** START DATA LINES **

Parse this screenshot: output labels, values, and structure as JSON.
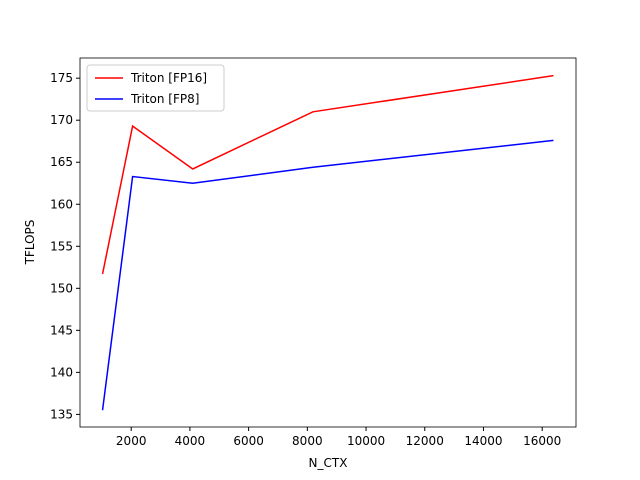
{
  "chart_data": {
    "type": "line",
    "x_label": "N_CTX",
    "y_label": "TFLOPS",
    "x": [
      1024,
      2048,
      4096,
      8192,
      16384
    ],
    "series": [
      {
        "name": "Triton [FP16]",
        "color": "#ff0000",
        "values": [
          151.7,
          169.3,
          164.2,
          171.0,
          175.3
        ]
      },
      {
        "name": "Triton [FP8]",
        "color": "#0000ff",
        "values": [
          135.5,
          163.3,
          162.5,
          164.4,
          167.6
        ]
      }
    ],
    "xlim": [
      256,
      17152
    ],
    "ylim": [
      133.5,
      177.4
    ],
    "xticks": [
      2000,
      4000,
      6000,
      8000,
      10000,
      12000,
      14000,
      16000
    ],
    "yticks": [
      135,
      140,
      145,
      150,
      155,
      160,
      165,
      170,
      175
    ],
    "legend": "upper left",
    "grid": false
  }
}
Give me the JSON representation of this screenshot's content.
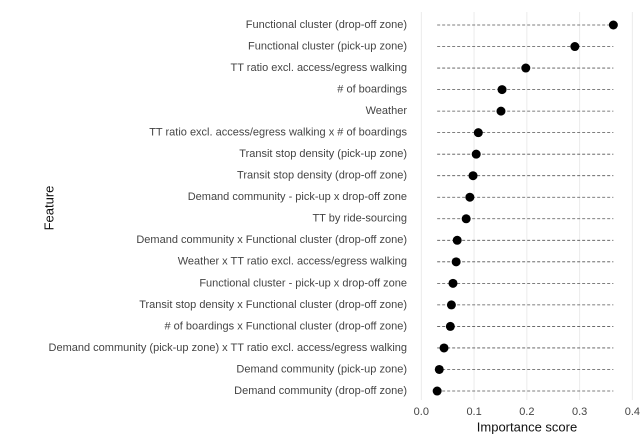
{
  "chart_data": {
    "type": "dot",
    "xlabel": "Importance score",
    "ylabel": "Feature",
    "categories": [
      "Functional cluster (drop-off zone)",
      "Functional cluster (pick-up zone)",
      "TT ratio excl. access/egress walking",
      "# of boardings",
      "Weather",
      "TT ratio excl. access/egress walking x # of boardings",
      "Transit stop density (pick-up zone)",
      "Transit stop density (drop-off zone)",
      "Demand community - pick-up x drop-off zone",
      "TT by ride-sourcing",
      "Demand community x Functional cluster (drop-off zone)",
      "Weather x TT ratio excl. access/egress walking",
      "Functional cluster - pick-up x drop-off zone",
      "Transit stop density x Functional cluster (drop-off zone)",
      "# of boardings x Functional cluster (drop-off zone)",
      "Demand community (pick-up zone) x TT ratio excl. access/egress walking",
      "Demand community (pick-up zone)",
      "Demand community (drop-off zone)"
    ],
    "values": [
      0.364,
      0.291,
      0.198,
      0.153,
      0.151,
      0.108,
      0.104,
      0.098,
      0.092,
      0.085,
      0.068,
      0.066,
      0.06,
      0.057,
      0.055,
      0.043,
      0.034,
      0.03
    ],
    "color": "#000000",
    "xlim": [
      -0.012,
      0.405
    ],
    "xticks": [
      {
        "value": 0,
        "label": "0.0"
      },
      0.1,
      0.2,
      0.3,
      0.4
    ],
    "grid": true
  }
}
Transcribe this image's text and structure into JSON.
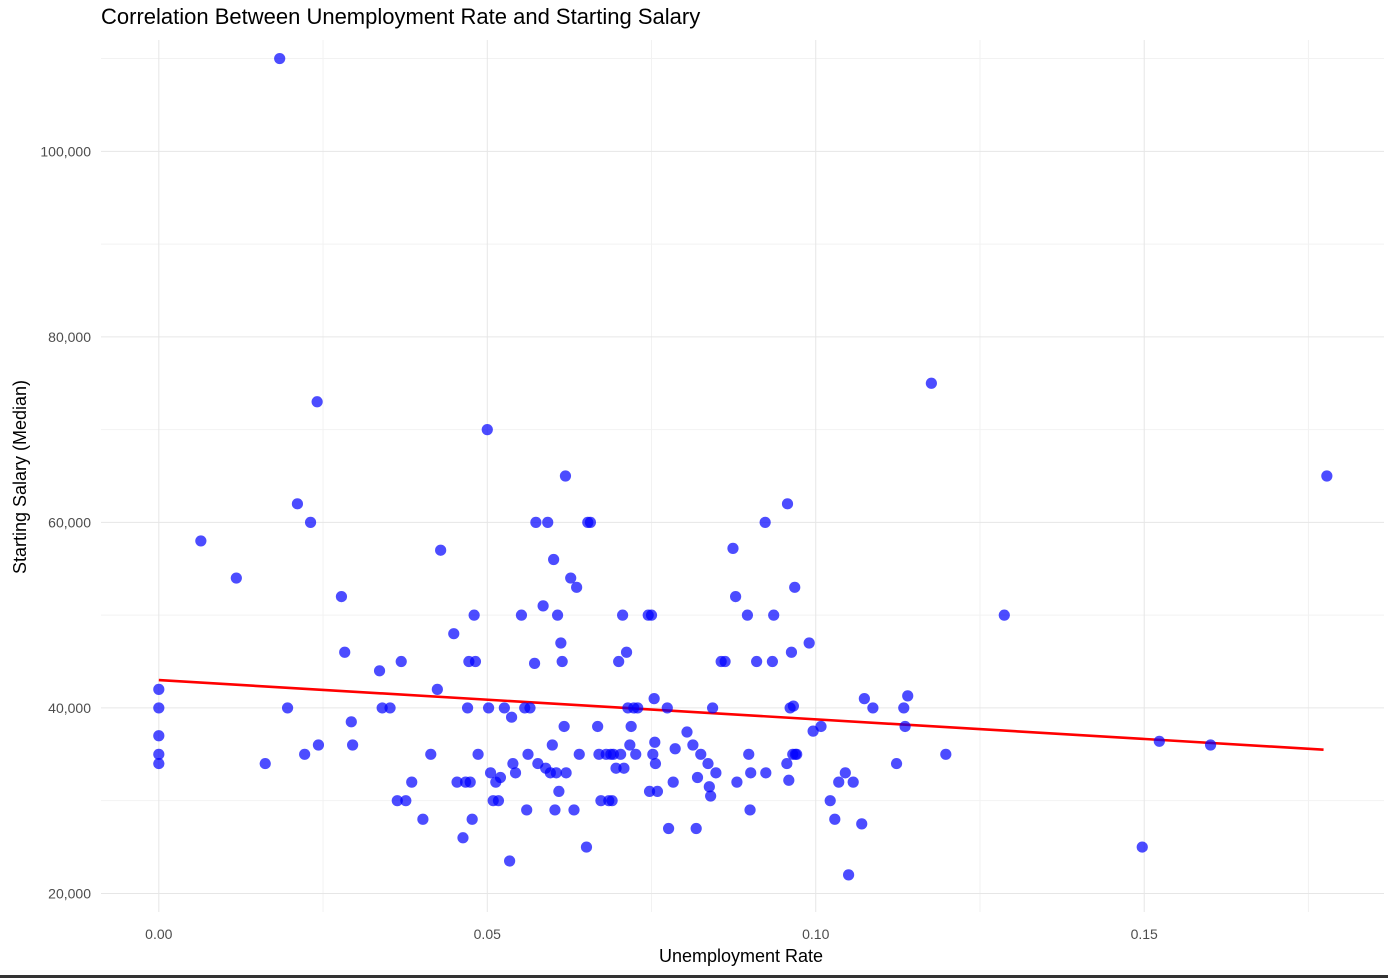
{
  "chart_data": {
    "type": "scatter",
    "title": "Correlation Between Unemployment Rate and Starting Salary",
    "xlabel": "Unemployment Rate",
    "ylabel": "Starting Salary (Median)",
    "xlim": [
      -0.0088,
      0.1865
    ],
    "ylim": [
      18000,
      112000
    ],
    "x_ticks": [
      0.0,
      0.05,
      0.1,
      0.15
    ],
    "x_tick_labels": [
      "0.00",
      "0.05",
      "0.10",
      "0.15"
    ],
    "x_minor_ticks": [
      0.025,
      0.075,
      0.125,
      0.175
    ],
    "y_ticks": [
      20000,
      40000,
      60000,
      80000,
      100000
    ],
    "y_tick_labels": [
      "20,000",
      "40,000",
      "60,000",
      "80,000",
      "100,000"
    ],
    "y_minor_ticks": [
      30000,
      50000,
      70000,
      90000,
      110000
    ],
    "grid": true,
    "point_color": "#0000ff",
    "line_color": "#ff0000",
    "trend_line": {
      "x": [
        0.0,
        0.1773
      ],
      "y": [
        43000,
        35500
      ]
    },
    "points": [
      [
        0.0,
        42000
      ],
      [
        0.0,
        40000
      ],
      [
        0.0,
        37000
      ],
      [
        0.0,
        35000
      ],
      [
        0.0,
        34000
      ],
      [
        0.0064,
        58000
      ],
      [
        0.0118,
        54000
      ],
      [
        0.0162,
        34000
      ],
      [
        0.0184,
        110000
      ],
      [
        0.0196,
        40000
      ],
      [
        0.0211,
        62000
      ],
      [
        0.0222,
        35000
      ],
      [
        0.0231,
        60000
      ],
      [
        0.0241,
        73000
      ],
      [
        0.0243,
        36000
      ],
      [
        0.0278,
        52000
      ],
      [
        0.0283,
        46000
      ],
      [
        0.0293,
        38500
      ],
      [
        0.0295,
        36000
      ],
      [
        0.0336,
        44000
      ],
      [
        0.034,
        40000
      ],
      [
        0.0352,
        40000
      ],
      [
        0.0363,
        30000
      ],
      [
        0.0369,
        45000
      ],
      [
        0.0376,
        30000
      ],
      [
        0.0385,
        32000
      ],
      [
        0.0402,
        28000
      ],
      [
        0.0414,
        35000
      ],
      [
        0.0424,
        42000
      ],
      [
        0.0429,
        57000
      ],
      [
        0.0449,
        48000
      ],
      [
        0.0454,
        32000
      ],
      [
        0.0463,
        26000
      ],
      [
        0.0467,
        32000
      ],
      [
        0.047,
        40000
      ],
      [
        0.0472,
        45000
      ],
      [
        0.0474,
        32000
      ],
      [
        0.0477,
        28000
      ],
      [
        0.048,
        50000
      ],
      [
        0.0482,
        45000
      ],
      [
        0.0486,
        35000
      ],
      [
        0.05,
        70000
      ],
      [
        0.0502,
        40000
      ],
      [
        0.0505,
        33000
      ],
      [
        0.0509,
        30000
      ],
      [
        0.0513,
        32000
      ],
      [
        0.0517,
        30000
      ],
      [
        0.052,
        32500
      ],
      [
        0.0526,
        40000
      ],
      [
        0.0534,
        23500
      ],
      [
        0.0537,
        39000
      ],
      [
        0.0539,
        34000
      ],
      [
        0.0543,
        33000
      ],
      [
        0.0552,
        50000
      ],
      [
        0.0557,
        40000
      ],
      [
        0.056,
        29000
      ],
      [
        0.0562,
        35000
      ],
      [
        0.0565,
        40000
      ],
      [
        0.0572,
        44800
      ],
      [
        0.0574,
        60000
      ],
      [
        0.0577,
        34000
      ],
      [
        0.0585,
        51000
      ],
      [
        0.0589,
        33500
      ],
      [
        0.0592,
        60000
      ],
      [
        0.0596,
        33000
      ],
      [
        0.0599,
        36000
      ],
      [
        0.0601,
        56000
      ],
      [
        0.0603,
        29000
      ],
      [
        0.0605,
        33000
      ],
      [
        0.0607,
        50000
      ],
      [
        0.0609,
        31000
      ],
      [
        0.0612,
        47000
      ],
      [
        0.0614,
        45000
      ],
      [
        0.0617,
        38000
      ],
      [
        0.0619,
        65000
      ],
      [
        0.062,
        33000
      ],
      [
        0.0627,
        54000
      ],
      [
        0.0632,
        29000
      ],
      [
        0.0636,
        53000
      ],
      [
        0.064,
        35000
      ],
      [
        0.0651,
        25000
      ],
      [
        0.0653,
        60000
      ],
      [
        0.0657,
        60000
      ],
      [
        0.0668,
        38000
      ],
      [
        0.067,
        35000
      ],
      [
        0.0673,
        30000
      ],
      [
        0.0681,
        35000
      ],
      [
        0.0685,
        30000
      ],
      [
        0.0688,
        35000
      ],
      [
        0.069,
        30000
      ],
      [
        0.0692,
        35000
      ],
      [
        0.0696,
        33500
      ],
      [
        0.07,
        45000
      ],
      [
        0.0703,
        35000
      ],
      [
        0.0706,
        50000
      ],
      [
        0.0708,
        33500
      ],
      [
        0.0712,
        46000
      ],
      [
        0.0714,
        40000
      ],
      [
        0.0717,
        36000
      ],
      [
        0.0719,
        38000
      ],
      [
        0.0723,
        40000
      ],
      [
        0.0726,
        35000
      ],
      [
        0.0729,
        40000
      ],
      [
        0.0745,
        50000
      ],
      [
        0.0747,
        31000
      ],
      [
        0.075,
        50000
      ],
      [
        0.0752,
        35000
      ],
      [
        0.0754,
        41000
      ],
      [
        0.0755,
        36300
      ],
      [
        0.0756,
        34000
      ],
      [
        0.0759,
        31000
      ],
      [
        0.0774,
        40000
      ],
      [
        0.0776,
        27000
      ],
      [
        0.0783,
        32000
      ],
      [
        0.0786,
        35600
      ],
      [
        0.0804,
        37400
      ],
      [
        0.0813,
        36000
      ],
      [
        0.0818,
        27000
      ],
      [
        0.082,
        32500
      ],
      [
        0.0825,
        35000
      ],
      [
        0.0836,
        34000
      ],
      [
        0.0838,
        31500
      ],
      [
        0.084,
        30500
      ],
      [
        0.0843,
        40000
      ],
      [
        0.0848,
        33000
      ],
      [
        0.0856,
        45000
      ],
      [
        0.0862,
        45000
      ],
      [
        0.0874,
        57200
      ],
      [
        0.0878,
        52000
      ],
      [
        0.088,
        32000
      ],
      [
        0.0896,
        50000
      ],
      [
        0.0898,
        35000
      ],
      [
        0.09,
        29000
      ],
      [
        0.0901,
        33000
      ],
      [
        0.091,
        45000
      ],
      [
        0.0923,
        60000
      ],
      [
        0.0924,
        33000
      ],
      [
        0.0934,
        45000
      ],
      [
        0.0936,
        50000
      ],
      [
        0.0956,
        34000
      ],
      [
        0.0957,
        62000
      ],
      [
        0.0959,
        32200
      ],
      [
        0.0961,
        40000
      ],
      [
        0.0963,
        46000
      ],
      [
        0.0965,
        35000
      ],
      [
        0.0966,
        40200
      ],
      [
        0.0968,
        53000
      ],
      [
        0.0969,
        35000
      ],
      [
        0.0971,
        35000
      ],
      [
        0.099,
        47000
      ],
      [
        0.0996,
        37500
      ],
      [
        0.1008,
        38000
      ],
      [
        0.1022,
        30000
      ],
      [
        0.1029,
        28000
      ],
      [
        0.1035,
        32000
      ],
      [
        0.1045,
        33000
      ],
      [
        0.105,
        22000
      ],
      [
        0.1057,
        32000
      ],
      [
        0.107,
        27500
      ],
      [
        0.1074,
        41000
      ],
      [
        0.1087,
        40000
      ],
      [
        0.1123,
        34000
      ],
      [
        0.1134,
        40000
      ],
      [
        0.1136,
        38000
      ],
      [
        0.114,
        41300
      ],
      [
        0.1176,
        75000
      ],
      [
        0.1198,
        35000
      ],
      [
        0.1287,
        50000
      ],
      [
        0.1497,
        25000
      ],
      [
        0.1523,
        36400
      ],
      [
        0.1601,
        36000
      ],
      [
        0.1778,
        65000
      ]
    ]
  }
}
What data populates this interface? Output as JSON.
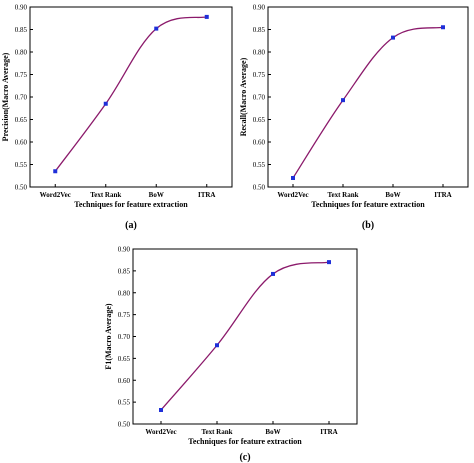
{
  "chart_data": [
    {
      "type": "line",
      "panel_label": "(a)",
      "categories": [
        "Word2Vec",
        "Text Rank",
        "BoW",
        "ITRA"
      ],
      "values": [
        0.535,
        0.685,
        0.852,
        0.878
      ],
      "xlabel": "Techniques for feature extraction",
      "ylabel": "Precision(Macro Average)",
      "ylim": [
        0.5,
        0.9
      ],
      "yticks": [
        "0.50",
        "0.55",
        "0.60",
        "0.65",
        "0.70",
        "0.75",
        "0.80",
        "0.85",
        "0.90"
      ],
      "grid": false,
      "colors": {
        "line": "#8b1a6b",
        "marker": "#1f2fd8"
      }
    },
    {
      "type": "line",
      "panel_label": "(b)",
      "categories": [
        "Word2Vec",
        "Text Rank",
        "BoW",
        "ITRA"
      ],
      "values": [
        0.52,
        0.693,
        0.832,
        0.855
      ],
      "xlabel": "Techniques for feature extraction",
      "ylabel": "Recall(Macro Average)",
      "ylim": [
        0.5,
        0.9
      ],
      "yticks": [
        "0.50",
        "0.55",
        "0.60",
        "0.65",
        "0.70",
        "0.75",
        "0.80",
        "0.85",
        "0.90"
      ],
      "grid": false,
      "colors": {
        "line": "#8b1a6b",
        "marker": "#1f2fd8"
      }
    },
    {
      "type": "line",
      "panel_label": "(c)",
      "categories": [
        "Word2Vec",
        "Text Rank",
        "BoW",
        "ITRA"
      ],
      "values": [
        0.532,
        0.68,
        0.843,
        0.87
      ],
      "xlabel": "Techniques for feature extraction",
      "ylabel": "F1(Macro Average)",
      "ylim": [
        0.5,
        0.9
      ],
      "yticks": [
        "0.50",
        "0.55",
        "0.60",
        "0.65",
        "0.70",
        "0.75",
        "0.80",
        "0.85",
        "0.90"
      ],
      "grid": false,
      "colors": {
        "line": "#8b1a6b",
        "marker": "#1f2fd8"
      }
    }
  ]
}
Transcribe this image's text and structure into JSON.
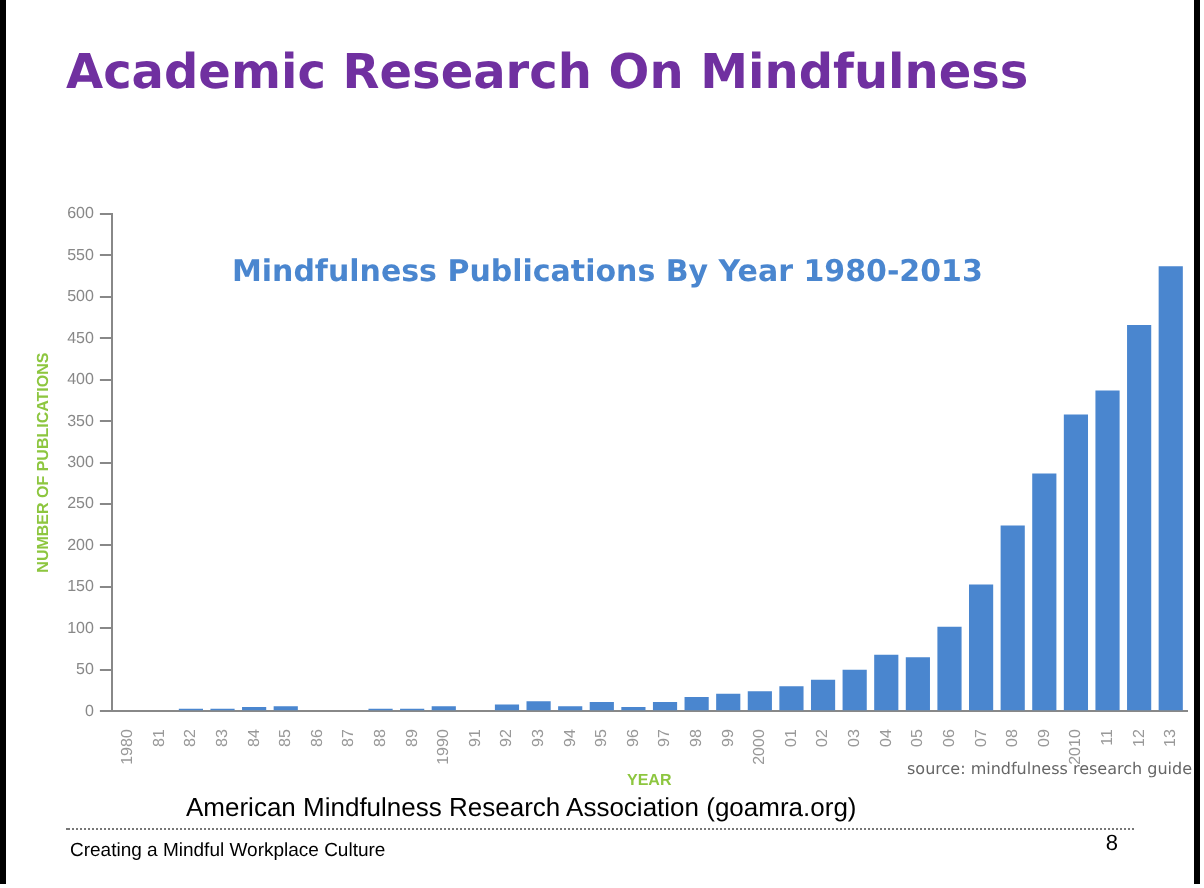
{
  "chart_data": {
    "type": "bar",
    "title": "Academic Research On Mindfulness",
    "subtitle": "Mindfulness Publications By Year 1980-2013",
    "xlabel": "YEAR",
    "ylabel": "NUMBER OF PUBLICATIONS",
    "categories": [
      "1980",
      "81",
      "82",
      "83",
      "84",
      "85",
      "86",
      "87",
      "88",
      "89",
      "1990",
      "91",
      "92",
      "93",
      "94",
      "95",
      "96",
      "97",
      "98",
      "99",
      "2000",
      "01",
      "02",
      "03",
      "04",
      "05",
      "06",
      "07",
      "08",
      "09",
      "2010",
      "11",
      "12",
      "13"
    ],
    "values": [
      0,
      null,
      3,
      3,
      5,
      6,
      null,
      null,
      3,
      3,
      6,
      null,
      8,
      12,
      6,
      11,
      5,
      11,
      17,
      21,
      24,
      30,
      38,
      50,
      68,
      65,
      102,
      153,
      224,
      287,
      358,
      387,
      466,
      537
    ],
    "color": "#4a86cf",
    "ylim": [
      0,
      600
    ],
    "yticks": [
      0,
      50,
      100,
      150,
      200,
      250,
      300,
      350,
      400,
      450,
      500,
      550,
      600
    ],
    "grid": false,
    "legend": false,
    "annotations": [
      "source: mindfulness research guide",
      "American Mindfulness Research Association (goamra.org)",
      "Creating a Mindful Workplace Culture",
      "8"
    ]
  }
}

** END DATA LINES **

**WHAT TO PRODUCE**
Search the listing for the word "Rate" and return each line that holds it.

**RESULT OF THE TASK**
    "title": "Correlation Between Unemployment Rate and Starting Salary",
    "xlabel": "Unemployment Rate",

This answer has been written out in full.